=== THE TASK ===
The line containing "Output the text content of this document." marks where to begin; quote it and every line after it through the end of the data, exactly as written.

=== RECORDS FOR THIS TASK ===
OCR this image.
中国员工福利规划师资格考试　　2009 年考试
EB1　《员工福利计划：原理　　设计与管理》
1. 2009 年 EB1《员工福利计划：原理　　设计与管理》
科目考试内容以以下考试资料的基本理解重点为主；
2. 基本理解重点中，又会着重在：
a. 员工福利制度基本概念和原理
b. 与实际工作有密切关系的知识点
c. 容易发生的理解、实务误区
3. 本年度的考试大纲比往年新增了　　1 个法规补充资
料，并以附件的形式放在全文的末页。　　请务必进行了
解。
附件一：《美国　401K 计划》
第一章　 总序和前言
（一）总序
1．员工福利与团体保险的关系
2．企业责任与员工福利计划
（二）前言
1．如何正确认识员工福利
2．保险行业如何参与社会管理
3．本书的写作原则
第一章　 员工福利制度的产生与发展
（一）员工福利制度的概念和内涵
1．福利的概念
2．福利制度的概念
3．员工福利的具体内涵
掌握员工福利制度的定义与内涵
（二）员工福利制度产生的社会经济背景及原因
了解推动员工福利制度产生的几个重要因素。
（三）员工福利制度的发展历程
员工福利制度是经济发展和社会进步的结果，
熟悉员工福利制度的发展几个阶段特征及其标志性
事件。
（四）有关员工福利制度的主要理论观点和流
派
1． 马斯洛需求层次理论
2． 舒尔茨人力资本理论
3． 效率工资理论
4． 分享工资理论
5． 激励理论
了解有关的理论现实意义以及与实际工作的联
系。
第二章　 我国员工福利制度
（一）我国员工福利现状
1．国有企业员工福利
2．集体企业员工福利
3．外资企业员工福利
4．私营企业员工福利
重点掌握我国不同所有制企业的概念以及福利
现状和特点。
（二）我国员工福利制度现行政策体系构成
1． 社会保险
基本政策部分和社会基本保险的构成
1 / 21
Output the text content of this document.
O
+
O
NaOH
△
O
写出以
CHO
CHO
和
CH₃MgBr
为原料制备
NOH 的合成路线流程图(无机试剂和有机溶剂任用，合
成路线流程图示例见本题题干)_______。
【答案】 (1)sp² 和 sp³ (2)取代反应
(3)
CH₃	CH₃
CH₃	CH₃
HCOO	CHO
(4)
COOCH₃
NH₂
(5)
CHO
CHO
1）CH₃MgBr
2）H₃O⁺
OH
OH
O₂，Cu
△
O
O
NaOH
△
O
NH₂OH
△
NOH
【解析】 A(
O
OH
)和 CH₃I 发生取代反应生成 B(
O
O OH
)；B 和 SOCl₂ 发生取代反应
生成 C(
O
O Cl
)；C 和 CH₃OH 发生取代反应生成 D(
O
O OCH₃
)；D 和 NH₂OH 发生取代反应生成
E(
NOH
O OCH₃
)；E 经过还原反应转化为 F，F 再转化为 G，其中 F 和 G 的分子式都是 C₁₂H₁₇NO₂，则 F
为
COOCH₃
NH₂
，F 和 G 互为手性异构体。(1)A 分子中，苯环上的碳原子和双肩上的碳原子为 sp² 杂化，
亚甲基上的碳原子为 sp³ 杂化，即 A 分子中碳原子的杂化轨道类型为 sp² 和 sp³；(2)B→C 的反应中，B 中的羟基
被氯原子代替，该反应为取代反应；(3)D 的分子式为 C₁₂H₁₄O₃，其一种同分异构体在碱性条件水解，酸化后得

=== ANSWER TO THE PROBLEM ===
Output the text content of this document.
O
+
O
NaOH
△
O
写出以
CHO
CHO
和
CH₃MgBr
为原料制备
NOH 的合成路线流程图(无机试剂和有机溶剂任用，合
成路线流程图示例见本题题干)_______。
【答案】 (1)sp² 和 sp³ (2)取代反应
(3)
CH₃	CH₃
CH₃	CH₃
HCOO	CHO
(4)
COOCH₃
NH₂
(5)
CHO
CHO
1）CH₃MgBr
2）H₃O⁺
OH
OH
O₂，Cu
△
O
O
NaOH
△
O
NH₂OH
△
NOH
【解析】 A(
O
OH
)和 CH₃I 发生取代反应生成 B(
O
O OH
)；B 和 SOCl₂ 发生取代反应
生成 C(
O
O Cl
)；C 和 CH₃OH 发生取代反应生成 D(
O
O OCH₃
)；D 和 NH₂OH 发生取代反应生成
E(
NOH
O OCH₃
)；E 经过还原反应转化为 F，F 再转化为 G，其中 F 和 G 的分子式都是 C₁₂H₁₇NO₂，则 F
为
COOCH₃
NH₂
，F 和 G 互为手性异构体。(1)A 分子中，苯环上的碳原子和双肩上的碳原子为 sp² 杂化，
亚甲基上的碳原子为 sp³ 杂化，即 A 分子中碳原子的杂化轨道类型为 sp² 和 sp³；(2)B→C 的反应中，B 中的羟基
被氯原子代替，该反应为取代反应；(3)D 的分子式为 C₁₂H₁₄O₃，其一种同分异构体在碱性条件水解，酸化后得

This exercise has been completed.